-------- Entries shown --------

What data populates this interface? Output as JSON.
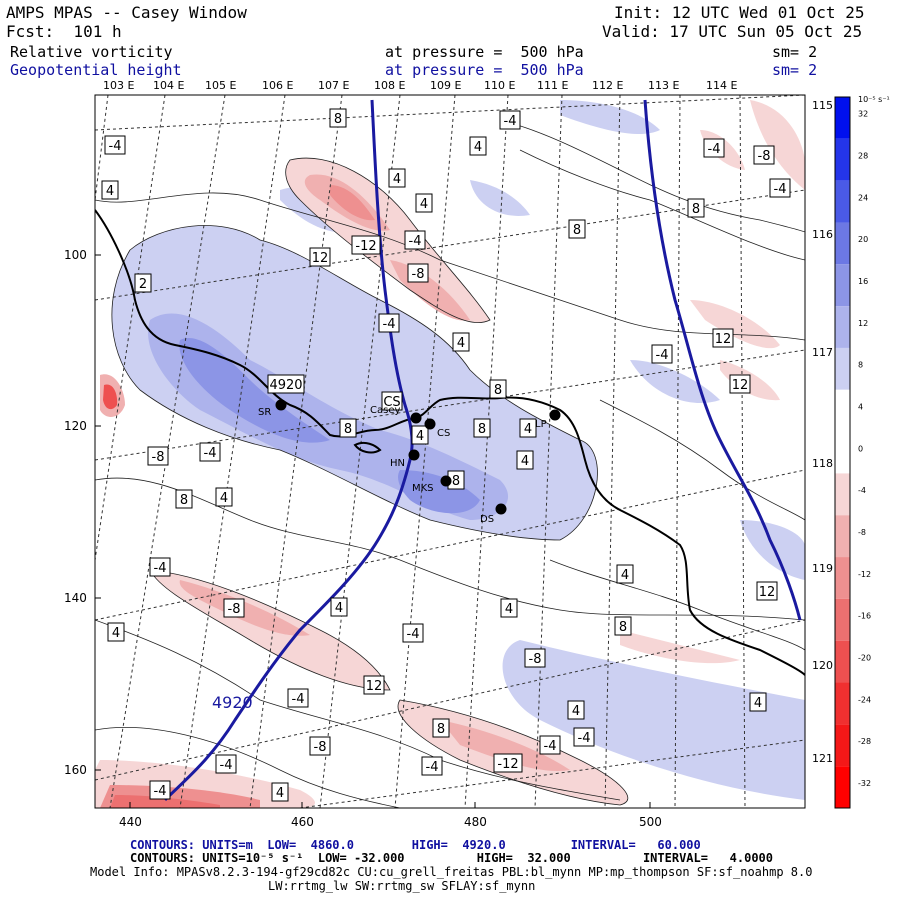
{
  "header": {
    "title": "AMPS MPAS -- Casey Window",
    "forecast": "Fcst:  101 h",
    "init": "Init: 12 UTC Wed 01 Oct 25",
    "valid": "Valid: 17 UTC Sun 05 Oct 25",
    "field1_name": "Relative vorticity",
    "field1_level": "at pressure =  500 hPa",
    "field1_sm": "sm= 2",
    "field2_name": "Geopotential height",
    "field2_level": "at pressure =  500 hPa",
    "field2_sm": "sm= 2"
  },
  "map": {
    "lon_labels_top": [
      "103 E",
      "104 E",
      "105 E",
      "106 E",
      "107 E",
      "108 E",
      "109 E",
      "110 E",
      "111 E",
      "112 E",
      "113 E",
      "114 E"
    ],
    "lat_labels_right": [
      "115 E",
      "116 E",
      "117 E",
      "118 E",
      "119 E",
      "120 E",
      "121 E"
    ],
    "y_axis_ticks": [
      "100",
      "120",
      "140",
      "160"
    ],
    "x_axis_ticks": [
      "440",
      "460",
      "480",
      "500"
    ],
    "stations": [
      {
        "code": "SR"
      },
      {
        "code": "Casey"
      },
      {
        "code": "CS"
      },
      {
        "code": "HN"
      },
      {
        "code": "MKS"
      },
      {
        "code": "DS"
      },
      {
        "code": "LP"
      }
    ],
    "height_contour_label": "4920",
    "vort_contour_labels": [
      "-4",
      "8",
      "-4",
      "4",
      "-4",
      "-8",
      "-4",
      "4",
      "4",
      "4",
      "8",
      "8",
      "-12",
      "-4",
      "-8",
      "2",
      "12",
      "-4",
      "4",
      "-4",
      "12",
      "12",
      "4920",
      "CS",
      "4",
      "8",
      "8",
      "4",
      "8",
      "-8",
      "-4",
      "4",
      "8",
      "4",
      "8",
      "-4",
      "-8",
      "4",
      "-4",
      "4",
      "4",
      "8",
      "-8",
      "-4",
      "12",
      "8",
      "4",
      "-4",
      "4",
      "-4",
      "-8",
      "-4",
      "-12",
      "-4",
      "-4",
      "4",
      "12",
      "4"
    ]
  },
  "colorbar": {
    "unit": "10⁻⁵ s⁻¹",
    "ticks": [
      "32",
      "28",
      "24",
      "20",
      "16",
      "12",
      "8",
      "4",
      "0",
      "-4",
      "-8",
      "-12",
      "-16",
      "-20",
      "-24",
      "-28",
      "-32"
    ],
    "colors": [
      "#0010ee",
      "#2435ea",
      "#4a5ae6",
      "#6c78e4",
      "#8c95e6",
      "#adb3ec",
      "#ccd0f2",
      "#ffffff",
      "#ffffff",
      "#f6d6d6",
      "#f0b0b0",
      "#ee9090",
      "#ec7070",
      "#ee5050",
      "#f03030",
      "#f41818",
      "#ff0000"
    ]
  },
  "footer": {
    "line1": "CONTOURS: UNITS=m  LOW=  4860.0        HIGH=  4920.0         INTERVAL=   60.000",
    "line2": "CONTOURS: UNITS=10⁻⁵ s⁻¹  LOW= -32.000          HIGH=  32.000          INTERVAL=   4.0000",
    "line3": "Model Info: MPASv8.2.3-194-gf29cd82c CU:cu_grell_freitas PBL:bl_mynn MP:mp_thompson SF:sf_noahmp 8.0",
    "line4": "LW:rrtmg_lw SW:rrtmg_sw SFLAY:sf_mynn"
  }
}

--------

• Work to do: Copy every entry word for word, but omit the pictures.

• Exercise answer:
What data populates this interface? Output as JSON.
{
  "header": {
    "title": "AMPS MPAS -- Casey Window",
    "forecast": "Fcst:  101 h",
    "init": "Init: 12 UTC Wed 01 Oct 25",
    "valid": "Valid: 17 UTC Sun 05 Oct 25",
    "field1_name": "Relative vorticity",
    "field1_level": "at pressure =  500 hPa",
    "field1_sm": "sm= 2",
    "field2_name": "Geopotential height",
    "field2_level": "at pressure =  500 hPa",
    "field2_sm": "sm= 2"
  },
  "map": {
    "lon_labels_top": [
      "103 E",
      "104 E",
      "105 E",
      "106 E",
      "107 E",
      "108 E",
      "109 E",
      "110 E",
      "111 E",
      "112 E",
      "113 E",
      "114 E"
    ],
    "lat_labels_right": [
      "115 E",
      "116 E",
      "117 E",
      "118 E",
      "119 E",
      "120 E",
      "121 E"
    ],
    "y_axis_ticks": [
      "100",
      "120",
      "140",
      "160"
    ],
    "x_axis_ticks": [
      "440",
      "460",
      "480",
      "500"
    ],
    "stations": [
      {
        "code": "SR"
      },
      {
        "code": "Casey"
      },
      {
        "code": "CS"
      },
      {
        "code": "HN"
      },
      {
        "code": "MKS"
      },
      {
        "code": "DS"
      },
      {
        "code": "LP"
      }
    ],
    "height_contour_label": "4920",
    "vort_contour_labels": [
      "-4",
      "8",
      "-4",
      "4",
      "-4",
      "-8",
      "-4",
      "4",
      "4",
      "4",
      "8",
      "8",
      "-12",
      "-4",
      "-8",
      "2",
      "12",
      "-4",
      "4",
      "-4",
      "12",
      "12",
      "4920",
      "CS",
      "4",
      "8",
      "8",
      "4",
      "8",
      "-8",
      "-4",
      "4",
      "8",
      "4",
      "8",
      "-4",
      "-8",
      "4",
      "-4",
      "4",
      "4",
      "8",
      "-8",
      "-4",
      "12",
      "8",
      "4",
      "-4",
      "4",
      "-4",
      "-8",
      "-4",
      "-12",
      "-4",
      "-4",
      "4",
      "12",
      "4"
    ]
  },
  "colorbar": {
    "unit": "10⁻⁵ s⁻¹",
    "ticks": [
      "32",
      "28",
      "24",
      "20",
      "16",
      "12",
      "8",
      "4",
      "0",
      "-4",
      "-8",
      "-12",
      "-16",
      "-20",
      "-24",
      "-28",
      "-32"
    ],
    "colors": [
      "#0010ee",
      "#2435ea",
      "#4a5ae6",
      "#6c78e4",
      "#8c95e6",
      "#adb3ec",
      "#ccd0f2",
      "#ffffff",
      "#ffffff",
      "#f6d6d6",
      "#f0b0b0",
      "#ee9090",
      "#ec7070",
      "#ee5050",
      "#f03030",
      "#f41818",
      "#ff0000"
    ]
  },
  "footer": {
    "line1": "CONTOURS: UNITS=m  LOW=  4860.0        HIGH=  4920.0         INTERVAL=   60.000",
    "line2": "CONTOURS: UNITS=10⁻⁵ s⁻¹  LOW= -32.000          HIGH=  32.000          INTERVAL=   4.0000",
    "line3": "Model Info: MPASv8.2.3-194-gf29cd82c CU:cu_grell_freitas PBL:bl_mynn MP:mp_thompson SF:sf_noahmp 8.0",
    "line4": "LW:rrtmg_lw SW:rrtmg_sw SFLAY:sf_mynn"
  }
}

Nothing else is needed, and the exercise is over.